» **Records for the exercise**

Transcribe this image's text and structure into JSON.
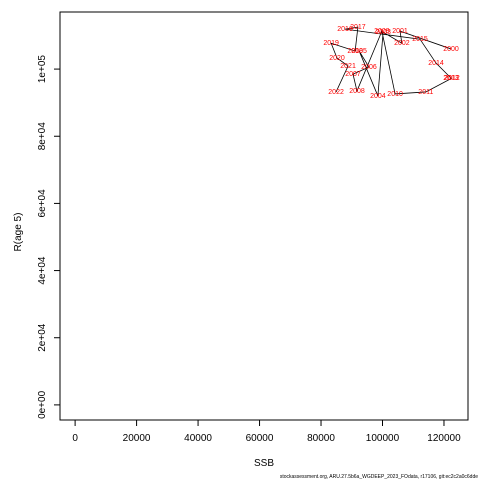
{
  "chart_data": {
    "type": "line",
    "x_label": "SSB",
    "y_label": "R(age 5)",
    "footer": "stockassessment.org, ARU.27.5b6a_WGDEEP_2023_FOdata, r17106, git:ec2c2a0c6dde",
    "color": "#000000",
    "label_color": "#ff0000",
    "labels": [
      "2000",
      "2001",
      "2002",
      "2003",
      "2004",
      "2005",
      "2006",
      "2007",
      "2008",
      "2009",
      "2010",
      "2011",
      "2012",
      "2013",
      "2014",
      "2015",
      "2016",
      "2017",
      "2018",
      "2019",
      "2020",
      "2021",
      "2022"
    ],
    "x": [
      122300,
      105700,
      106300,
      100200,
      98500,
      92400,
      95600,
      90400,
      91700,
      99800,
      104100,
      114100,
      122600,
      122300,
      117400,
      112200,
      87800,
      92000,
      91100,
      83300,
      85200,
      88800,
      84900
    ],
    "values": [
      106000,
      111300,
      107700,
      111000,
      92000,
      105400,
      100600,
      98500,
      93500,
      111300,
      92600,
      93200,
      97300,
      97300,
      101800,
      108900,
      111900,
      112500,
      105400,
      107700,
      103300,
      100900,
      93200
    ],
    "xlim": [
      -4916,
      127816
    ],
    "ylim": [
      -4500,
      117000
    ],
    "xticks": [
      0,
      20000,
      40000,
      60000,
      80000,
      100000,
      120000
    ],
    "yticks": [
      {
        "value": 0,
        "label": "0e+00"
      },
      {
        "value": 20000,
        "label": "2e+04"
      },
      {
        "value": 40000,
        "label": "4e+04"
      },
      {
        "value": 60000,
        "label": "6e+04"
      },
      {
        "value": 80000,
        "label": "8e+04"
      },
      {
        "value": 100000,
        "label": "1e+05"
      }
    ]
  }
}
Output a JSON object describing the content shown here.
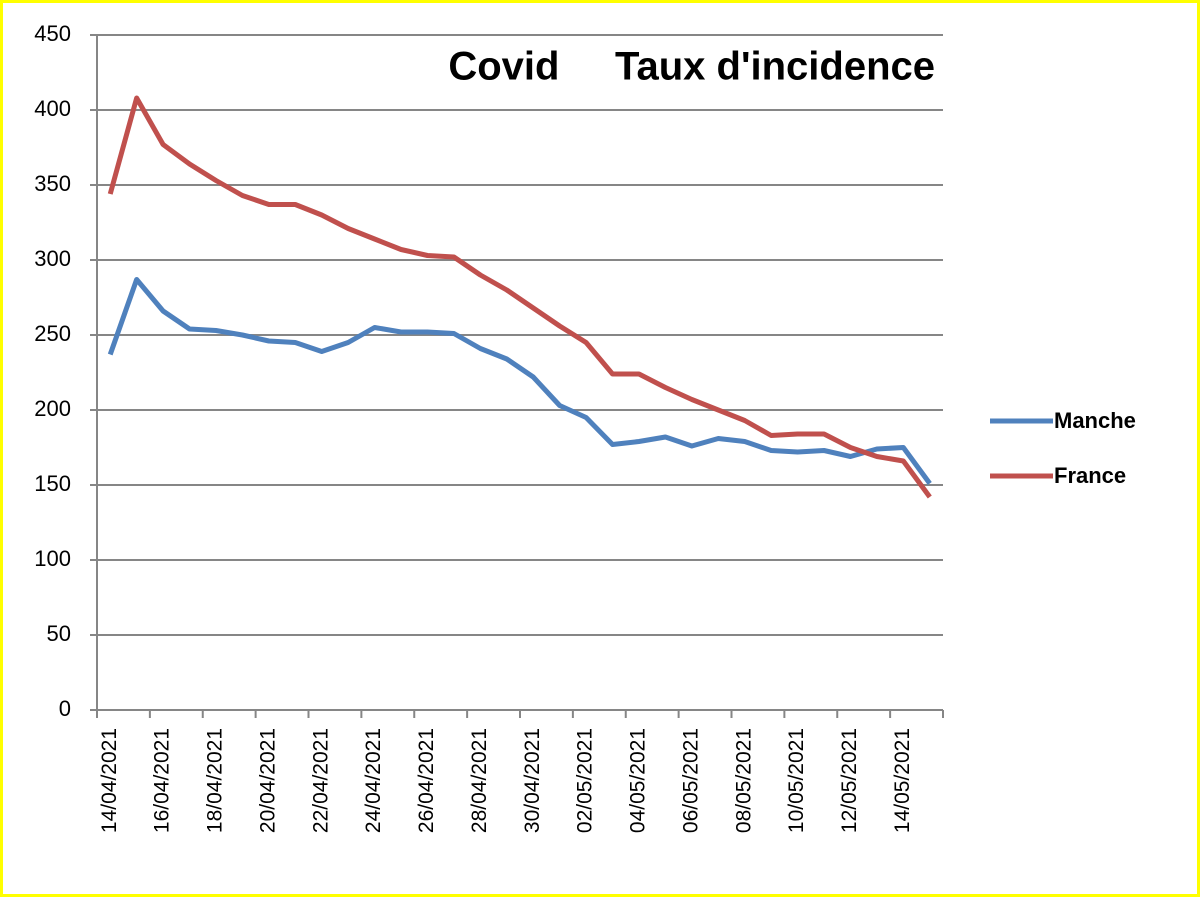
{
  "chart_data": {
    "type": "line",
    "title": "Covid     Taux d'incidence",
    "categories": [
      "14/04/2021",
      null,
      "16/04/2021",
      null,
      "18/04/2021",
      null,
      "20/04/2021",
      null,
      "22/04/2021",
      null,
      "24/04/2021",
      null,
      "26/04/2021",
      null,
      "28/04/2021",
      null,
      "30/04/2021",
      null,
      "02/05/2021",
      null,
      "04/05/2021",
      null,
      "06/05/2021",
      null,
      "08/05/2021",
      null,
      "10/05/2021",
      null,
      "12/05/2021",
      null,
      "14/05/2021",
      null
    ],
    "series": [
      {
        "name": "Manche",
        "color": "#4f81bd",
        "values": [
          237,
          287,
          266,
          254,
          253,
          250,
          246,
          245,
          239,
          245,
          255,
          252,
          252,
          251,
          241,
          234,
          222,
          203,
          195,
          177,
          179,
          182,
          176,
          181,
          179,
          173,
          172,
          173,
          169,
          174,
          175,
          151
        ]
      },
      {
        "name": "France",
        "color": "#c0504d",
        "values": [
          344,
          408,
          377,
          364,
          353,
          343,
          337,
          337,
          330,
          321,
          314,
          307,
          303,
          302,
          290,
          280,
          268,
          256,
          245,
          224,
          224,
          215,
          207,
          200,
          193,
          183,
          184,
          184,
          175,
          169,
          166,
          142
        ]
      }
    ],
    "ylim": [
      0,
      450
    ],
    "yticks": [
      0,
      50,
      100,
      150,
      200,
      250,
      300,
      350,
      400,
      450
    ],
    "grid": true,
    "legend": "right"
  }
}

» **Objective**
Wherever the string "JSON" appears in the entries above, list that line.

» **Exercise solution**
Transcribe this image's text and structure into JSON.
Output a JSON object describing the content shown here.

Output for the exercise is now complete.